What you have to do: Within the data that follows, how many lines carry the string "class"? Give the number alone.

<<<<

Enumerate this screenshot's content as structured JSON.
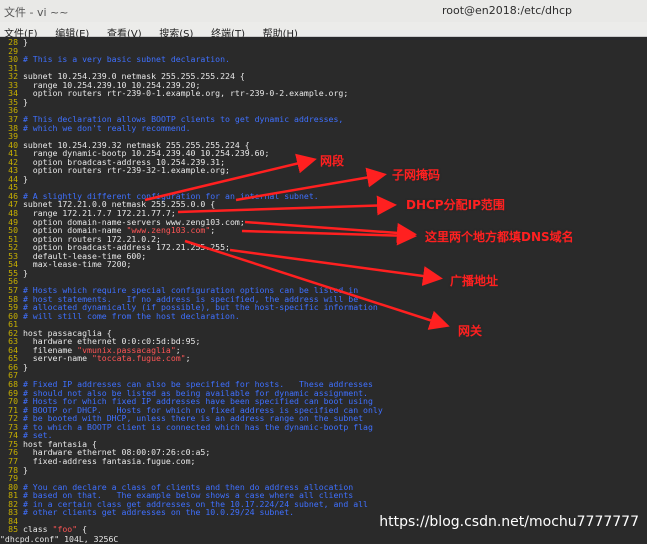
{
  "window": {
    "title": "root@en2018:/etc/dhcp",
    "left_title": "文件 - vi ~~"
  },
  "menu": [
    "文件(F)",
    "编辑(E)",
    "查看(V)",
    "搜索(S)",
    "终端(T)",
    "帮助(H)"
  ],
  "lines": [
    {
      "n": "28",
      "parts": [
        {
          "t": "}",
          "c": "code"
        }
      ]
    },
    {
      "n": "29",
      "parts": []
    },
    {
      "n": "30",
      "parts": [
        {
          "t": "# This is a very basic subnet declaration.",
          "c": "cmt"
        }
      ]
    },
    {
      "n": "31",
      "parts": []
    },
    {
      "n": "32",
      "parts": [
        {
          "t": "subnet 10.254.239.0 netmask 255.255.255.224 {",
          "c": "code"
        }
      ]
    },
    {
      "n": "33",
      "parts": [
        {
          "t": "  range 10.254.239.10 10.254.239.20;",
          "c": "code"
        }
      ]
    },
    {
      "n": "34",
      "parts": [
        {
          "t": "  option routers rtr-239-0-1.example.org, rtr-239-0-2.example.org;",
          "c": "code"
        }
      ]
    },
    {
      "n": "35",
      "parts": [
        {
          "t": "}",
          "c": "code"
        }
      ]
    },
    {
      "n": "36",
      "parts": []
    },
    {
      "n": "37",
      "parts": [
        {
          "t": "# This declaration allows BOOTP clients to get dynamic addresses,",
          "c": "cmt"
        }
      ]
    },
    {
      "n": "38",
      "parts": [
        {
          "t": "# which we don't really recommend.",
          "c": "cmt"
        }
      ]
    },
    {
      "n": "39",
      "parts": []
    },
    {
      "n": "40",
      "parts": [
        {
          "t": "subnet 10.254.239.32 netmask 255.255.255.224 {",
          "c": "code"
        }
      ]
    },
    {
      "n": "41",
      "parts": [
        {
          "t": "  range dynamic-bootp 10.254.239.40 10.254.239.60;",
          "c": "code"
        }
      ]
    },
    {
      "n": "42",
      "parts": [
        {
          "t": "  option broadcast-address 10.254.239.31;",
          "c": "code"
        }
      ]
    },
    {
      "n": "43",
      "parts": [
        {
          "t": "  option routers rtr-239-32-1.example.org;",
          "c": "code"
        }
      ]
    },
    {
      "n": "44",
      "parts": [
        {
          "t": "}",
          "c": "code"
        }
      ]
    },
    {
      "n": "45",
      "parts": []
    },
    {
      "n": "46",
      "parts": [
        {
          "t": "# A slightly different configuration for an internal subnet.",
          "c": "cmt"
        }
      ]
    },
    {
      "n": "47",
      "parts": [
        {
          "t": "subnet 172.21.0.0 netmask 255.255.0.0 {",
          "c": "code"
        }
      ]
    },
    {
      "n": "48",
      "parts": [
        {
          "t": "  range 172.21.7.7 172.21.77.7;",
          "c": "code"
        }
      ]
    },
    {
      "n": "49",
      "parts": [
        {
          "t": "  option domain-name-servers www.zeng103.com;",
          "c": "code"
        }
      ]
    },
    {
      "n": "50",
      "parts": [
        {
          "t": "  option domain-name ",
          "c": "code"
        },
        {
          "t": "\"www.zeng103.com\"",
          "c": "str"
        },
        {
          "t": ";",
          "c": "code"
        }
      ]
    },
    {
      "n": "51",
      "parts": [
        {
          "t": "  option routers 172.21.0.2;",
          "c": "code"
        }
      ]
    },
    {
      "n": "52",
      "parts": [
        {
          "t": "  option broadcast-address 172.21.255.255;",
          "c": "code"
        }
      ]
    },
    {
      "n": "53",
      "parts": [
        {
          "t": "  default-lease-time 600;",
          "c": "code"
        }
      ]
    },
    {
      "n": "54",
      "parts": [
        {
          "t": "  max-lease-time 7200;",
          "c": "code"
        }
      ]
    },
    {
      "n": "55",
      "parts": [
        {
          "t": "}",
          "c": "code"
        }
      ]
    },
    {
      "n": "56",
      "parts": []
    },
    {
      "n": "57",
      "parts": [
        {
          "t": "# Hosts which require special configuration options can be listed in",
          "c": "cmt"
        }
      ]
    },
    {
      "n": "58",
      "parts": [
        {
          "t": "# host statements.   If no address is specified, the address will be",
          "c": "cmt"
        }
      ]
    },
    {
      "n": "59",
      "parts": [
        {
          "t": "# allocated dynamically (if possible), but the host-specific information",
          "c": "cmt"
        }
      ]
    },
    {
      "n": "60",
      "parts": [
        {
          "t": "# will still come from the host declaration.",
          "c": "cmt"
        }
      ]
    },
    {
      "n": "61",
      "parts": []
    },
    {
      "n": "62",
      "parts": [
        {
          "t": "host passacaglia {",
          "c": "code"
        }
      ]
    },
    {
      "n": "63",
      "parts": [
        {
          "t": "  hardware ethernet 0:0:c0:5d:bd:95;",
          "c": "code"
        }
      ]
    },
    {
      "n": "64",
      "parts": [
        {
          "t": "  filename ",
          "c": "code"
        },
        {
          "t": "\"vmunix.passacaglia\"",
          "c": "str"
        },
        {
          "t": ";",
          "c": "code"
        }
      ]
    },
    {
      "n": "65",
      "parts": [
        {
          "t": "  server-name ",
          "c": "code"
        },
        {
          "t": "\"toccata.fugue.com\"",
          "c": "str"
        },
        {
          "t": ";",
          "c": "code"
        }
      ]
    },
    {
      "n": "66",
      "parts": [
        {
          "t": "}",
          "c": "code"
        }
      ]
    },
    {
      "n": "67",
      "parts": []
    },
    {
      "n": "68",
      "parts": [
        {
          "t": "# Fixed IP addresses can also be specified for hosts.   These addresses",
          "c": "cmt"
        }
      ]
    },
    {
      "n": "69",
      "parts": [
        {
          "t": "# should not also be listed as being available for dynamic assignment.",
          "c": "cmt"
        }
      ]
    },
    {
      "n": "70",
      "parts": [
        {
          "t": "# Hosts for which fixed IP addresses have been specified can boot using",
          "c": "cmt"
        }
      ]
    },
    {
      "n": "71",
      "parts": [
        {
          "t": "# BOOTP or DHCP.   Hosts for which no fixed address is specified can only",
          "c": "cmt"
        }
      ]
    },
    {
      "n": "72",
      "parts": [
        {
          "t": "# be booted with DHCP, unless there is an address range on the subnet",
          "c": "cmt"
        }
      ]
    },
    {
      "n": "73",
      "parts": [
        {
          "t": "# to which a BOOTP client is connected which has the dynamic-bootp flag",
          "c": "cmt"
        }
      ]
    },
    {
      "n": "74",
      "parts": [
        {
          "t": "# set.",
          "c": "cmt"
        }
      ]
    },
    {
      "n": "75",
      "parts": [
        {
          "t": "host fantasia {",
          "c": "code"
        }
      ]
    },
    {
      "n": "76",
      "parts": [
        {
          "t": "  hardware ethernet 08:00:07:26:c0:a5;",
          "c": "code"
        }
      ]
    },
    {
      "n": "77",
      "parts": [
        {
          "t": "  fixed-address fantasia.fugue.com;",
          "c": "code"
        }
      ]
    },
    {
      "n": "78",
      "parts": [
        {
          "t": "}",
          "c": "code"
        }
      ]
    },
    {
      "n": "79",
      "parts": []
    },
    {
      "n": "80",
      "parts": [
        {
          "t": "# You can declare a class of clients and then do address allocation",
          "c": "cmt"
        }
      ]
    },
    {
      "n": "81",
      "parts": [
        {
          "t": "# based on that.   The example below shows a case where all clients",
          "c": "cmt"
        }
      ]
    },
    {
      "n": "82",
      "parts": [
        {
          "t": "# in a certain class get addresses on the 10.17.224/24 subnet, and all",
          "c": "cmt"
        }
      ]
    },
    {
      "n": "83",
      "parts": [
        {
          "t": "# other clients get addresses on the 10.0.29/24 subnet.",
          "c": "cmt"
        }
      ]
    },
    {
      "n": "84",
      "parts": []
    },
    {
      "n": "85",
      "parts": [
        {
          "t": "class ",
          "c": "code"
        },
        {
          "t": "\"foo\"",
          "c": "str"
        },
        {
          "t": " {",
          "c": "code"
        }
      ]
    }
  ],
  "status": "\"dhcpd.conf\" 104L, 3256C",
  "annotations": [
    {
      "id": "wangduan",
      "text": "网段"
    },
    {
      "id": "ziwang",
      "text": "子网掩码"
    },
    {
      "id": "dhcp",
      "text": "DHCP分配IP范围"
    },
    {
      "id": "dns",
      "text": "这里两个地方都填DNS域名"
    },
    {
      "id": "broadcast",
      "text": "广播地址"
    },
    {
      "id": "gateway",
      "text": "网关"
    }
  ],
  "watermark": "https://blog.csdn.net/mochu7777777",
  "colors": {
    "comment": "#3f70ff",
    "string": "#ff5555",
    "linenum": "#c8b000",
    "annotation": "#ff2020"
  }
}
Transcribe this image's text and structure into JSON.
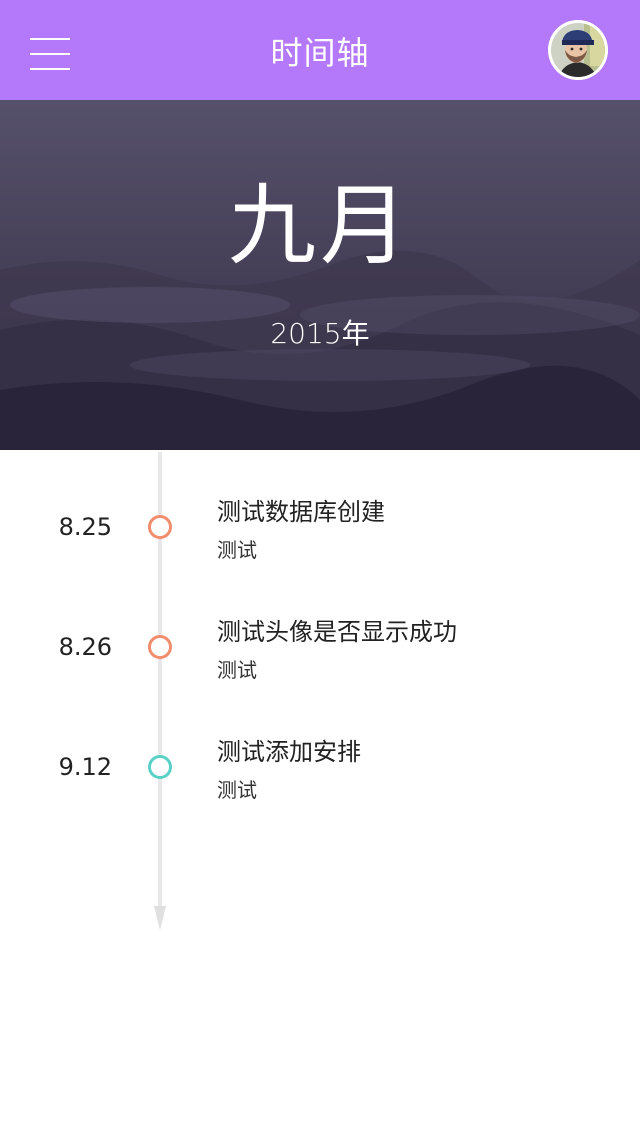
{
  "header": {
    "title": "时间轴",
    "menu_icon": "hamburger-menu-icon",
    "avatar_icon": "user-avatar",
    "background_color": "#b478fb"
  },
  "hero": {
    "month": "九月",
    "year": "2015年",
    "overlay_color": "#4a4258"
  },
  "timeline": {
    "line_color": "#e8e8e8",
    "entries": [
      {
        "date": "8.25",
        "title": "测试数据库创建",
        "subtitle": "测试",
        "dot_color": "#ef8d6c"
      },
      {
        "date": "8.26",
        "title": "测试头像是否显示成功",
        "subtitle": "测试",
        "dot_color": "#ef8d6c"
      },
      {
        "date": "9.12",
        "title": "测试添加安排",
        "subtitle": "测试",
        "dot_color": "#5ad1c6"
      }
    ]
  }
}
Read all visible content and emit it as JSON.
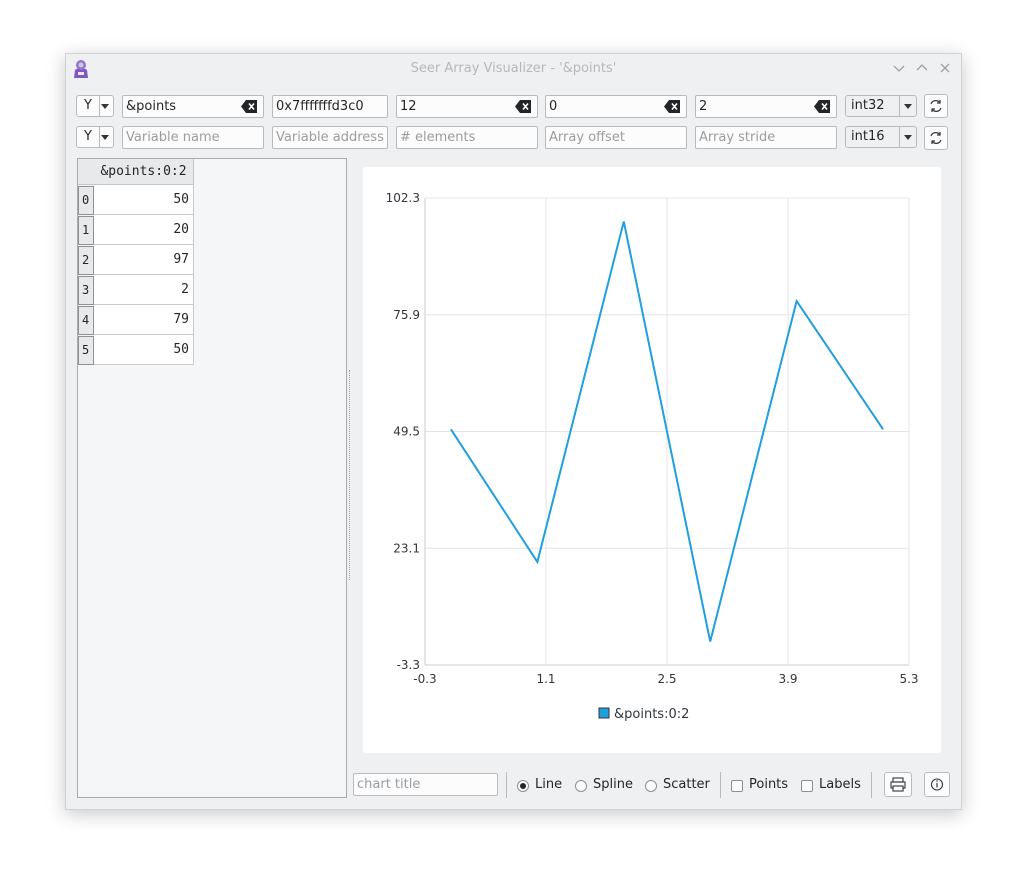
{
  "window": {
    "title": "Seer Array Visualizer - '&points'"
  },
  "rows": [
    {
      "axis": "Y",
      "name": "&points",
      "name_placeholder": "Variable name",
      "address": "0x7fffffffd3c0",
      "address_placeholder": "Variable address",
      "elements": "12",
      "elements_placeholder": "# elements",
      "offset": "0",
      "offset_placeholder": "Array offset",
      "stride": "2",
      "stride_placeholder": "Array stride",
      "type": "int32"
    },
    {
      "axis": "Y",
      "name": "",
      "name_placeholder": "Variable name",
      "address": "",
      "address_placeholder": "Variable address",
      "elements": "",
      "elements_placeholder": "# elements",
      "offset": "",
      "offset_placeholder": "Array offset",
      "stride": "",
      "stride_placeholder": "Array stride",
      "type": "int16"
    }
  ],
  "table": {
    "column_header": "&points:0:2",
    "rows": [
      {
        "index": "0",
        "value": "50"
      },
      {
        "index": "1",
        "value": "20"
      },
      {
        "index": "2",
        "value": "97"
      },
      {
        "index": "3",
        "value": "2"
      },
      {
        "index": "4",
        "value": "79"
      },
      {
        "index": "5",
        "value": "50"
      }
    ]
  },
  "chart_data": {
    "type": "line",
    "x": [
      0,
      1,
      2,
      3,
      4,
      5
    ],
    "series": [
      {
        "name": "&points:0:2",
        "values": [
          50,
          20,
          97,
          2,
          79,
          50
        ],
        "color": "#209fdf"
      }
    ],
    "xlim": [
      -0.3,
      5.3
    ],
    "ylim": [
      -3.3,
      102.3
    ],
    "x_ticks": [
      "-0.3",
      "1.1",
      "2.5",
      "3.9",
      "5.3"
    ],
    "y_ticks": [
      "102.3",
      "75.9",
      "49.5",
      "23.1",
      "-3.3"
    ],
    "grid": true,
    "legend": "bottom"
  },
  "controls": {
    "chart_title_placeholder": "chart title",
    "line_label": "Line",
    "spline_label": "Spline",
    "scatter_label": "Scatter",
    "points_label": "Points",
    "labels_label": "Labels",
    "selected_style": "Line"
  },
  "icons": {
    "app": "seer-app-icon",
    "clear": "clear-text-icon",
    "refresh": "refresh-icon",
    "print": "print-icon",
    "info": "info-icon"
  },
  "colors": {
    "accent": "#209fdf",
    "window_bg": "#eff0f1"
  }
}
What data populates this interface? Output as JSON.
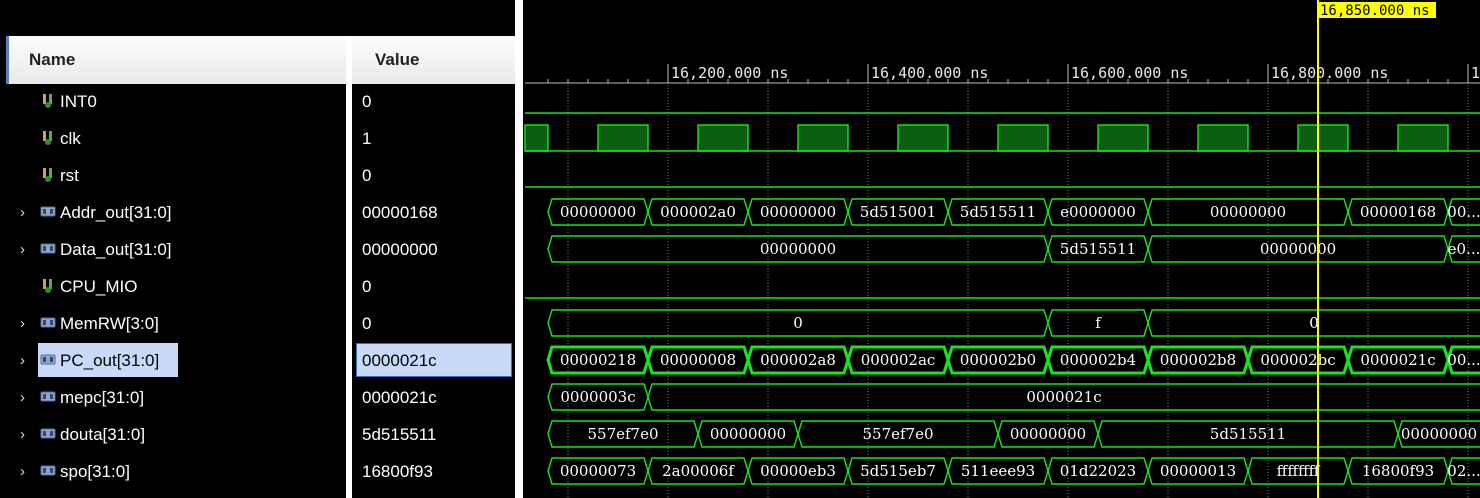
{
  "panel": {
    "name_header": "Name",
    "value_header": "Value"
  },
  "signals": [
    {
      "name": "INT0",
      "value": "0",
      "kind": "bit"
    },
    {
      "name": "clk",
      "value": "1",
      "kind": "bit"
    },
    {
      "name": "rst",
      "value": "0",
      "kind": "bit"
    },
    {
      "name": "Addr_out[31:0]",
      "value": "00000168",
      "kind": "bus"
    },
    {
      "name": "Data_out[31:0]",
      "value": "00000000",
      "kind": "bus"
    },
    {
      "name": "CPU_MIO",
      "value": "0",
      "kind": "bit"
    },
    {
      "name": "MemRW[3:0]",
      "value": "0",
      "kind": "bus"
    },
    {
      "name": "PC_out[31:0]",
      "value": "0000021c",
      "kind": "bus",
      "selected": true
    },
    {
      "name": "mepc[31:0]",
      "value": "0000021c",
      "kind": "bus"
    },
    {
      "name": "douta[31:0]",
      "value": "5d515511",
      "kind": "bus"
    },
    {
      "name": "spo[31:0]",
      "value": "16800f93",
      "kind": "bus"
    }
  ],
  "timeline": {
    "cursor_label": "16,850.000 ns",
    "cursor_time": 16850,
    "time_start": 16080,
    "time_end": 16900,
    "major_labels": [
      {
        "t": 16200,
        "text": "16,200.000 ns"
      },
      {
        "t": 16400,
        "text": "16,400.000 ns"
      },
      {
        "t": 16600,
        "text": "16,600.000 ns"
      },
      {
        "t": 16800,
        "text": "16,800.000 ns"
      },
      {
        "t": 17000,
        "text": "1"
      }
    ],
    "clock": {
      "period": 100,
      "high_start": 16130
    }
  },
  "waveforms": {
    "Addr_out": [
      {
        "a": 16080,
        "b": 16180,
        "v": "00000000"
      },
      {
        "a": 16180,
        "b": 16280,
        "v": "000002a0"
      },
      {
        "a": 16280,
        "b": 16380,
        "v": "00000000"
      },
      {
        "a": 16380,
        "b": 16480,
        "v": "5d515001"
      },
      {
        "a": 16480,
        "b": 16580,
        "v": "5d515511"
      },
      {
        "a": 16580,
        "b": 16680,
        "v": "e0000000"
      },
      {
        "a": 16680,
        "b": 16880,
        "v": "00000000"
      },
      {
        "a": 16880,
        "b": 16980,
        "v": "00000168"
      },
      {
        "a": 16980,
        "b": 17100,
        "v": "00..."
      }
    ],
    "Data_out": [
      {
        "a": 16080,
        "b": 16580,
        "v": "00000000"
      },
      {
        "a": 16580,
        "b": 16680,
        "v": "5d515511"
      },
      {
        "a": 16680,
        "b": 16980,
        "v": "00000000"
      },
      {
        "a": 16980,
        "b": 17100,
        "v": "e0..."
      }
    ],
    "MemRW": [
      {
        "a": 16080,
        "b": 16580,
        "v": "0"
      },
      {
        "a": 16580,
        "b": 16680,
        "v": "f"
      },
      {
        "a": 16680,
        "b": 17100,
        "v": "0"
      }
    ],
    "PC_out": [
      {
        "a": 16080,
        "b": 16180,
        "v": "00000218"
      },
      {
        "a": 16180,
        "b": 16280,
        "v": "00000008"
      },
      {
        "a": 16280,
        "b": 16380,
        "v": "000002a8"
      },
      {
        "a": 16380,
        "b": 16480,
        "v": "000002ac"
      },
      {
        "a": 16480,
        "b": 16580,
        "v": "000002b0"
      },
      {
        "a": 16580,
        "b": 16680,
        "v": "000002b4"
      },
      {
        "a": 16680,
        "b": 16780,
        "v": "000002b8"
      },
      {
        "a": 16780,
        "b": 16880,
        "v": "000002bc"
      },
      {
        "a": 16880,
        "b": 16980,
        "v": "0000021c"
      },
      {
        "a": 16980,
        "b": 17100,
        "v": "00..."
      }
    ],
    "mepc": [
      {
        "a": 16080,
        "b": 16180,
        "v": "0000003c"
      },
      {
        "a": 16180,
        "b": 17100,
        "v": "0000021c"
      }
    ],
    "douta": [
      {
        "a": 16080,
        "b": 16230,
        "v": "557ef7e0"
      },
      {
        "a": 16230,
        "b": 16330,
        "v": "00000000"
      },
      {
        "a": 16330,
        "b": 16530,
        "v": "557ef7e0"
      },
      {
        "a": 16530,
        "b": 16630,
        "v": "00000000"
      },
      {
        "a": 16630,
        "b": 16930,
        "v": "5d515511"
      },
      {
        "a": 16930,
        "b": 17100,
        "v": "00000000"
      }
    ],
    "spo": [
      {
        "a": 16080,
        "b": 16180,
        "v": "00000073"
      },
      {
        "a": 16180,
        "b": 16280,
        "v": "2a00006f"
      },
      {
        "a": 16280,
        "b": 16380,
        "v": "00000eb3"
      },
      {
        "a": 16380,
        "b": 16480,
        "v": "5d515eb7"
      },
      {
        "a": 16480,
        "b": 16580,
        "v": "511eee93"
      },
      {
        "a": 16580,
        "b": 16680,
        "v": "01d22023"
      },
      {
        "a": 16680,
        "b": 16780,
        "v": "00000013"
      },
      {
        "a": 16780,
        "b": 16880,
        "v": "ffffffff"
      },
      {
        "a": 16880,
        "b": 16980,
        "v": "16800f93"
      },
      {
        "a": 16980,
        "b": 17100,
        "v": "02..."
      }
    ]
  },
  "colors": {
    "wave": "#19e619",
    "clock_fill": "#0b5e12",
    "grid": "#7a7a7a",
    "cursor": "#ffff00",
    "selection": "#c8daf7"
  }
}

>>>>

Answer for the task: 3